● SHORT PROBLEM
Return every entry exactly.

########

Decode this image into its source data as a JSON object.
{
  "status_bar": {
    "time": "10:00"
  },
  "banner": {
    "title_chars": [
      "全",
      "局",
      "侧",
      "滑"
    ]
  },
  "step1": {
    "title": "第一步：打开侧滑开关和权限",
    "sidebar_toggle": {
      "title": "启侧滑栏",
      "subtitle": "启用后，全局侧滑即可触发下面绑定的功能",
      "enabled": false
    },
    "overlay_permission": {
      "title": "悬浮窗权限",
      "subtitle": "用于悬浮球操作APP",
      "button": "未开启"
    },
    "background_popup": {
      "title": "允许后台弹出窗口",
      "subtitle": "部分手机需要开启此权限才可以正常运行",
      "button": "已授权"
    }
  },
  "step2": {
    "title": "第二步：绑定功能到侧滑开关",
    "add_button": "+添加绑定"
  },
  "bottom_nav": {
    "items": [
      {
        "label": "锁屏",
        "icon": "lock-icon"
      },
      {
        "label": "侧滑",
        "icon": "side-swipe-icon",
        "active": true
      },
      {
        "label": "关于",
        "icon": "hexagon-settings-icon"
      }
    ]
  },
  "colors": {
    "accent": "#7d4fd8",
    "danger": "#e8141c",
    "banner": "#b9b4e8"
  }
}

########

● FULL OUTPUT
Decode this image into its source data as a JSON object.
{
  "status_bar": {
    "time": "10:00"
  },
  "banner": {
    "title_chars": [
      "全",
      "局",
      "侧",
      "滑"
    ]
  },
  "step1": {
    "title": "第一步：打开侧滑开关和权限",
    "sidebar_toggle": {
      "title": "启侧滑栏",
      "subtitle": "启用后，全局侧滑即可触发下面绑定的功能",
      "enabled": false
    },
    "overlay_permission": {
      "title": "悬浮窗权限",
      "subtitle": "用于悬浮球操作APP",
      "button": "未开启"
    },
    "background_popup": {
      "title": "允许后台弹出窗口",
      "subtitle": "部分手机需要开启此权限才可以正常运行",
      "button": "已授权"
    }
  },
  "step2": {
    "title": "第二步：绑定功能到侧滑开关",
    "add_button": "+添加绑定"
  },
  "bottom_nav": {
    "items": [
      {
        "label": "锁屏",
        "icon": "lock-icon"
      },
      {
        "label": "侧滑",
        "icon": "side-swipe-icon",
        "active": true
      },
      {
        "label": "关于",
        "icon": "hexagon-settings-icon"
      }
    ]
  },
  "colors": {
    "accent": "#7d4fd8",
    "danger": "#e8141c",
    "banner": "#b9b4e8"
  }
}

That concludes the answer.